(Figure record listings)
───

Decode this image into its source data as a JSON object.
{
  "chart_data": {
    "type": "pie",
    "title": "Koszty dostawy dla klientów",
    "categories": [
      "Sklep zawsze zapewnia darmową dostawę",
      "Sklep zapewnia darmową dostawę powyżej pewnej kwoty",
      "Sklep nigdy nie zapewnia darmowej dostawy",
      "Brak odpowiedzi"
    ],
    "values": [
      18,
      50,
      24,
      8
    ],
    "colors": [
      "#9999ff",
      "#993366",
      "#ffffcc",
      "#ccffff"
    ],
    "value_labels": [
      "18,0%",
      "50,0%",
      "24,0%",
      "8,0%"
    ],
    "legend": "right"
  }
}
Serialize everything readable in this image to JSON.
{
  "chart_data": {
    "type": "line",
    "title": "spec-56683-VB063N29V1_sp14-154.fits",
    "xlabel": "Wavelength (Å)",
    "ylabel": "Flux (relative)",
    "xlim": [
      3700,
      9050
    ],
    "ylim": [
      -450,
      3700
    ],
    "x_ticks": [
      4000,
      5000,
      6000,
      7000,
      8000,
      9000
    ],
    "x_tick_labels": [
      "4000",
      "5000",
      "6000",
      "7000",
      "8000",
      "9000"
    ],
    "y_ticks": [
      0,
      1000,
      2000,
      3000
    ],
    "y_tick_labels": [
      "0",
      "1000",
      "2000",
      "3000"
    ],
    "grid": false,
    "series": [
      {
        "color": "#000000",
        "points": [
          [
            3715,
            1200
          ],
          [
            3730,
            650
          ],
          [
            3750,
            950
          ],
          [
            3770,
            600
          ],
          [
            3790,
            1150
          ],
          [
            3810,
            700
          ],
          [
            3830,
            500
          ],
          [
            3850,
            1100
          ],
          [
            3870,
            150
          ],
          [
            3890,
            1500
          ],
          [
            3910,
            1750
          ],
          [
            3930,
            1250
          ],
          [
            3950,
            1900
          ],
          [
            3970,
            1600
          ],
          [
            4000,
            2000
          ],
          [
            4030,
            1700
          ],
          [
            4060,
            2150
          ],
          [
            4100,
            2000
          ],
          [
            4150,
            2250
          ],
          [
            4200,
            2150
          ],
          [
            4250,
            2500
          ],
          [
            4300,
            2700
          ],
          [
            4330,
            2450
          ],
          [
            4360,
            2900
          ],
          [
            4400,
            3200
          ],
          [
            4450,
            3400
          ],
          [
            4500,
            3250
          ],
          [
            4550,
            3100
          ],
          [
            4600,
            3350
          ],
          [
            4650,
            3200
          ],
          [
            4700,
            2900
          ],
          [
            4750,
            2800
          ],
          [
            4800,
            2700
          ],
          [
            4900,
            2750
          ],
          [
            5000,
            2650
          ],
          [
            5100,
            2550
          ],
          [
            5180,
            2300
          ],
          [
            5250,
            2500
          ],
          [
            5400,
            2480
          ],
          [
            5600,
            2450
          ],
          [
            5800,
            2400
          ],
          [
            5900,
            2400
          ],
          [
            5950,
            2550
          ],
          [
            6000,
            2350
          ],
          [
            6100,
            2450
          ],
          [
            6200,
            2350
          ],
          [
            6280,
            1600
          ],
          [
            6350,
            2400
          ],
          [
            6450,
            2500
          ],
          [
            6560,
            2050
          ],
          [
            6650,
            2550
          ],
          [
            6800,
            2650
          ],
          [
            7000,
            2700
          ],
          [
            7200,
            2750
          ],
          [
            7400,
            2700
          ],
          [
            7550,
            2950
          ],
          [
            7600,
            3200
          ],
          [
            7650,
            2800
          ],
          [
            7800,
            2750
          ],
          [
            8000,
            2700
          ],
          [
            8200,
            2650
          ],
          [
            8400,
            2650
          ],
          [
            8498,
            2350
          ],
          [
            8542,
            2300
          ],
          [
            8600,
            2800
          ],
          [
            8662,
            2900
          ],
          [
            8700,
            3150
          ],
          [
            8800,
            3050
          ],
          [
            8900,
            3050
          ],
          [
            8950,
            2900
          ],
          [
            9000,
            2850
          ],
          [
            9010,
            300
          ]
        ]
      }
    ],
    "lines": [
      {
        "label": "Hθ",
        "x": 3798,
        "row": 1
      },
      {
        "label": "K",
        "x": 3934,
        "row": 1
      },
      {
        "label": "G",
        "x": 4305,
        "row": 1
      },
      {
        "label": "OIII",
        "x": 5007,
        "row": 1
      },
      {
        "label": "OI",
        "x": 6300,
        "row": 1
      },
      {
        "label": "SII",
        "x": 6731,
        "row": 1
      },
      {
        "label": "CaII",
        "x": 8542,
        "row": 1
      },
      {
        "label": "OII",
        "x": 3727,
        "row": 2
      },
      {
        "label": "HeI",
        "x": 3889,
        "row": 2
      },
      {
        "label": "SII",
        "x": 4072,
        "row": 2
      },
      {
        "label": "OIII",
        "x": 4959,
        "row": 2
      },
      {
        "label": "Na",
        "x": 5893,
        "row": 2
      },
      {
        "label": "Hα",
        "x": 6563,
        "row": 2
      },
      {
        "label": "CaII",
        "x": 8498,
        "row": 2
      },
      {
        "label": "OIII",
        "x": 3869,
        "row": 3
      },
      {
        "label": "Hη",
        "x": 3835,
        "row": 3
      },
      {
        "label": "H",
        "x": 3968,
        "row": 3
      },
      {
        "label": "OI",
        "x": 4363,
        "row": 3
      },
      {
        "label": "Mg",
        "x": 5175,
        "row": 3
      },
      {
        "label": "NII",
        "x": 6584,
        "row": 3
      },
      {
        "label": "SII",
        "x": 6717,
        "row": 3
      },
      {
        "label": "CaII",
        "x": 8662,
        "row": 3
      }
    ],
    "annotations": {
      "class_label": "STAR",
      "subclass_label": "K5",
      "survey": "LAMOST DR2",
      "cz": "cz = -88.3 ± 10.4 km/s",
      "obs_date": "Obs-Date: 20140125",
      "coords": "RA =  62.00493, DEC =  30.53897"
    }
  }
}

───

WHAT NEEDS TO BE DONE>
Pull every line holding "dostawę" out of the records.

SOLUTION TO THE PROBLEM>
      "Sklep zawsze zapewnia darmową dostawę",
      "Sklep zapewnia darmową dostawę powyżej pewnej kwoty",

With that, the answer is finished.